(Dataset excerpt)

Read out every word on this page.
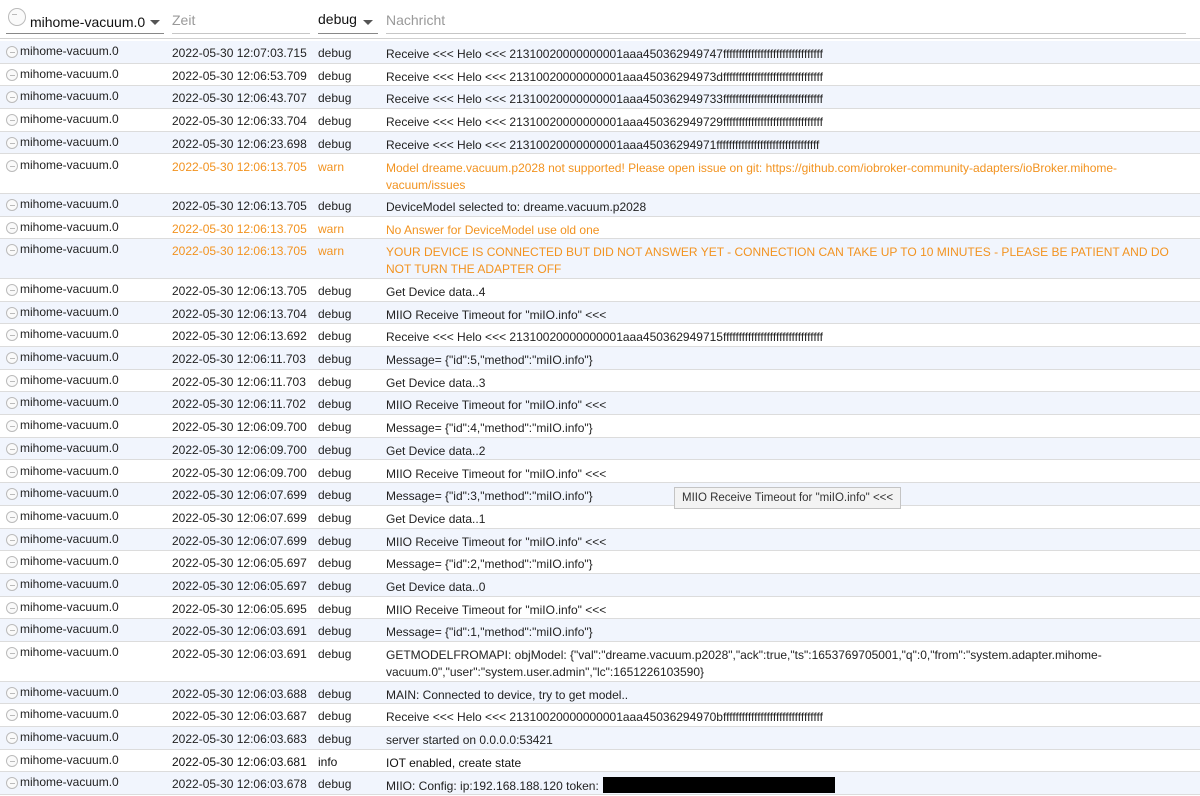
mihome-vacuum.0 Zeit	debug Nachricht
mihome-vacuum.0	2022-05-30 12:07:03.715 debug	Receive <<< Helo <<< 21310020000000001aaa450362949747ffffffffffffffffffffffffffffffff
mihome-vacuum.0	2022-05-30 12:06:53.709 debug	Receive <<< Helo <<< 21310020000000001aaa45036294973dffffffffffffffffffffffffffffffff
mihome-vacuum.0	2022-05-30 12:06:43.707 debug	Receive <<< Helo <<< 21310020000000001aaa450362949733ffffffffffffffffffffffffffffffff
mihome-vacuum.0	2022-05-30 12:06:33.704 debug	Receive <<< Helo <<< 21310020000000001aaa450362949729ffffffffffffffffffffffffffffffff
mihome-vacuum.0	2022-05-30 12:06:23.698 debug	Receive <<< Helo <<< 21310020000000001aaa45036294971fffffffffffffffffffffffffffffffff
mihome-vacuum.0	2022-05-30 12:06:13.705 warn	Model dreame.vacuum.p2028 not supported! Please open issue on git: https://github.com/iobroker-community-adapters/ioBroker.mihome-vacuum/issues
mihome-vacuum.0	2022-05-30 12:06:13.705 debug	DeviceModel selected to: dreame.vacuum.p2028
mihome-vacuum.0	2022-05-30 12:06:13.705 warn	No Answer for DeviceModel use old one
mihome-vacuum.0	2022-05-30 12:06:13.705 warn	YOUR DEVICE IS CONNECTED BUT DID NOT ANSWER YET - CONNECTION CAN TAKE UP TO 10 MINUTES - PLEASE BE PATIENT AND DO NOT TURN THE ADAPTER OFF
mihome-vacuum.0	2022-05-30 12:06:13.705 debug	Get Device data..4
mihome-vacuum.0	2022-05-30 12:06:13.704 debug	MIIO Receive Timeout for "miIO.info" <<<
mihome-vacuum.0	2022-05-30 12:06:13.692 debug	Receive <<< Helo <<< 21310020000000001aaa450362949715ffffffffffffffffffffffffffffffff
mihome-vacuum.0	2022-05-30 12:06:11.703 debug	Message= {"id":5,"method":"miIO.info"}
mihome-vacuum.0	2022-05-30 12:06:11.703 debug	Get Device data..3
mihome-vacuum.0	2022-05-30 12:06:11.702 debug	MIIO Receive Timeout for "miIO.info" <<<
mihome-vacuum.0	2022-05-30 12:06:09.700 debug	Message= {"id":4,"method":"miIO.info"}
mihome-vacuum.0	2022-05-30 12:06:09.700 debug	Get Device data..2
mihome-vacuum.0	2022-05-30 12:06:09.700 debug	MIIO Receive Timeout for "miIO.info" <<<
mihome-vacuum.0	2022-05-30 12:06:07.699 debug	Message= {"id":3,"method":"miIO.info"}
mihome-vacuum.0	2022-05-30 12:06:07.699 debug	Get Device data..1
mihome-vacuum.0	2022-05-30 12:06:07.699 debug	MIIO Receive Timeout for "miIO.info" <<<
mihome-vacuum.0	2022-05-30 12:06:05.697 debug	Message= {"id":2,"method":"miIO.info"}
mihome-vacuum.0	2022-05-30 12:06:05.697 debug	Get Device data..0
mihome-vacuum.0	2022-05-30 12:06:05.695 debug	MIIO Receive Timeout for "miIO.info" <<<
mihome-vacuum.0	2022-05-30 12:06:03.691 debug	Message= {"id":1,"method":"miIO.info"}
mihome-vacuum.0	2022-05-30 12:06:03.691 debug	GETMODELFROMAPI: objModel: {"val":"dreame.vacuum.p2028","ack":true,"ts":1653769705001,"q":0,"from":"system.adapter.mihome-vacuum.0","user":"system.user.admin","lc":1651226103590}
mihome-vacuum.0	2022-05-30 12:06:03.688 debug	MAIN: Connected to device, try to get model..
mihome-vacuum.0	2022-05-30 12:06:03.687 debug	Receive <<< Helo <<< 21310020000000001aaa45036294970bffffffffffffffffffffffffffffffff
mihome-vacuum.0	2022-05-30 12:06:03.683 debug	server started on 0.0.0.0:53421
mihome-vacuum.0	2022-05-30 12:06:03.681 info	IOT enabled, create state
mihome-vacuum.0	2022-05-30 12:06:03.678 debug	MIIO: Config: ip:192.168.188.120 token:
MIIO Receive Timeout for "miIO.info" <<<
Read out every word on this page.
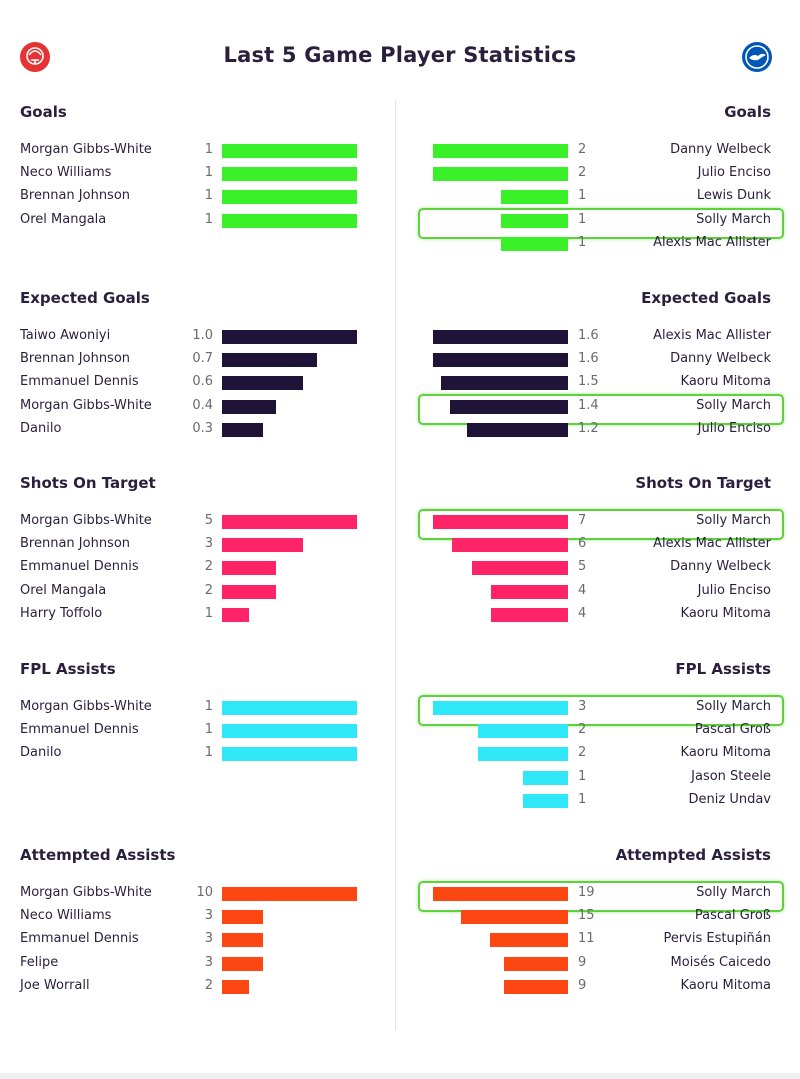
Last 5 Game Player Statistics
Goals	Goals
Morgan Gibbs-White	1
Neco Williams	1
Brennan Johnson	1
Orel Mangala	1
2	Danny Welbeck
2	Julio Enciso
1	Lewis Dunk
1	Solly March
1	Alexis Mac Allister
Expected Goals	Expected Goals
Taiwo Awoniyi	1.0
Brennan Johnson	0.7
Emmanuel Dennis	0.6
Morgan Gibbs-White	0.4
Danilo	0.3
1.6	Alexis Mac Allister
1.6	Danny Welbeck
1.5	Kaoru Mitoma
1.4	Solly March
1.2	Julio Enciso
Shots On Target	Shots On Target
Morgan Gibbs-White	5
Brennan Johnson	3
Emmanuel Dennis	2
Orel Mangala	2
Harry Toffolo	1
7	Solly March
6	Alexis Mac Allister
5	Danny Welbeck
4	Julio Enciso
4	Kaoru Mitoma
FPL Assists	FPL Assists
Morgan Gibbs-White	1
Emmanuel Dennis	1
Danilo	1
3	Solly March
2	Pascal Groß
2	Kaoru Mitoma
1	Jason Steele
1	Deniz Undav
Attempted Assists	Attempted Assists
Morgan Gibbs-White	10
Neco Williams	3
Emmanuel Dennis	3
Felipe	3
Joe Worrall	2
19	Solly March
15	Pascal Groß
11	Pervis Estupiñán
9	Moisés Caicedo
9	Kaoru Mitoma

Written request
Transcribe the full listing character for character. Pictures are excluded.

Full answer
Read out every word on this page.
mihome-vacuum.0 Zeit	debug Nachricht
mihome-vacuum.0	2022-05-30 12:07:03.715 debug	Receive <<< Helo <<< 21310020000000001aaa450362949747ffffffffffffffffffffffffffffffff
mihome-vacuum.0	2022-05-30 12:06:53.709 debug	Receive <<< Helo <<< 21310020000000001aaa45036294973dffffffffffffffffffffffffffffffff
mihome-vacuum.0	2022-05-30 12:06:43.707 debug	Receive <<< Helo <<< 21310020000000001aaa450362949733ffffffffffffffffffffffffffffffff
mihome-vacuum.0	2022-05-30 12:06:33.704 debug	Receive <<< Helo <<< 21310020000000001aaa450362949729ffffffffffffffffffffffffffffffff
mihome-vacuum.0	2022-05-30 12:06:23.698 debug	Receive <<< Helo <<< 21310020000000001aaa45036294971fffffffffffffffffffffffffffffffff
mihome-vacuum.0	2022-05-30 12:06:13.705 warn	Model dreame.vacuum.p2028 not supported! Please open issue on git: https://github.com/iobroker-community-adapters/ioBroker.mihome-vacuum/issues
mihome-vacuum.0	2022-05-30 12:06:13.705 debug	DeviceModel selected to: dreame.vacuum.p2028
mihome-vacuum.0	2022-05-30 12:06:13.705 warn	No Answer for DeviceModel use old one
mihome-vacuum.0	2022-05-30 12:06:13.705 warn	YOUR DEVICE IS CONNECTED BUT DID NOT ANSWER YET - CONNECTION CAN TAKE UP TO 10 MINUTES - PLEASE BE PATIENT AND DO NOT TURN THE ADAPTER OFF
mihome-vacuum.0	2022-05-30 12:06:13.705 debug	Get Device data..4
mihome-vacuum.0	2022-05-30 12:06:13.704 debug	MIIO Receive Timeout for "miIO.info" <<<
mihome-vacuum.0	2022-05-30 12:06:13.692 debug	Receive <<< Helo <<< 21310020000000001aaa450362949715ffffffffffffffffffffffffffffffff
mihome-vacuum.0	2022-05-30 12:06:11.703 debug	Message= {"id":5,"method":"miIO.info"}
mihome-vacuum.0	2022-05-30 12:06:11.703 debug	Get Device data..3
mihome-vacuum.0	2022-05-30 12:06:11.702 debug	MIIO Receive Timeout for "miIO.info" <<<
mihome-vacuum.0	2022-05-30 12:06:09.700 debug	Message= {"id":4,"method":"miIO.info"}
mihome-vacuum.0	2022-05-30 12:06:09.700 debug	Get Device data..2
mihome-vacuum.0	2022-05-30 12:06:09.700 debug	MIIO Receive Timeout for "miIO.info" <<<
mihome-vacuum.0	2022-05-30 12:06:07.699 debug	Message= {"id":3,"method":"miIO.info"}
mihome-vacuum.0	2022-05-30 12:06:07.699 debug	Get Device data..1
mihome-vacuum.0	2022-05-30 12:06:07.699 debug	MIIO Receive Timeout for "miIO.info" <<<
mihome-vacuum.0	2022-05-30 12:06:05.697 debug	Message= {"id":2,"method":"miIO.info"}
mihome-vacuum.0	2022-05-30 12:06:05.697 debug	Get Device data..0
mihome-vacuum.0	2022-05-30 12:06:05.695 debug	MIIO Receive Timeout for "miIO.info" <<<
mihome-vacuum.0	2022-05-30 12:06:03.691 debug	Message= {"id":1,"method":"miIO.info"}
mihome-vacuum.0	2022-05-30 12:06:03.691 debug	GETMODELFROMAPI: objModel: {"val":"dreame.vacuum.p2028","ack":true,"ts":1653769705001,"q":0,"from":"system.adapter.mihome-vacuum.0","user":"system.user.admin","lc":1651226103590}
mihome-vacuum.0	2022-05-30 12:06:03.688 debug	MAIN: Connected to device, try to get model..
mihome-vacuum.0	2022-05-30 12:06:03.687 debug	Receive <<< Helo <<< 21310020000000001aaa45036294970bffffffffffffffffffffffffffffffff
mihome-vacuum.0	2022-05-30 12:06:03.683 debug	server started on 0.0.0.0:53421
mihome-vacuum.0	2022-05-30 12:06:03.681 info	IOT enabled, create state
mihome-vacuum.0	2022-05-30 12:06:03.678 debug	MIIO: Config: ip:192.168.188.120 token:
MIIO Receive Timeout for "miIO.info" <<<
Read out every word on this page.
Last 5 Game Player Statistics
Goals	Goals
Morgan Gibbs-White	1
Neco Williams	1
Brennan Johnson	1
Orel Mangala	1
2	Danny Welbeck
2	Julio Enciso
1	Lewis Dunk
1	Solly March
1	Alexis Mac Allister
Expected Goals	Expected Goals
Taiwo Awoniyi	1.0
Brennan Johnson	0.7
Emmanuel Dennis	0.6
Morgan Gibbs-White	0.4
Danilo	0.3
1.6	Alexis Mac Allister
1.6	Danny Welbeck
1.5	Kaoru Mitoma
1.4	Solly March
1.2	Julio Enciso
Shots On Target	Shots On Target
Morgan Gibbs-White	5
Brennan Johnson	3
Emmanuel Dennis	2
Orel Mangala	2
Harry Toffolo	1
7	Solly March
6	Alexis Mac Allister
5	Danny Welbeck
4	Julio Enciso
4	Kaoru Mitoma
FPL Assists	FPL Assists
Morgan Gibbs-White	1
Emmanuel Dennis	1
Danilo	1
3	Solly March
2	Pascal Groß
2	Kaoru Mitoma
1	Jason Steele
1	Deniz Undav
Attempted Assists	Attempted Assists
Morgan Gibbs-White	10
Neco Williams	3
Emmanuel Dennis	3
Felipe	3
Joe Worrall	2
19	Solly March
15	Pascal Groß
11	Pervis Estupiñán
9	Moisés Caicedo
9	Kaoru Mitoma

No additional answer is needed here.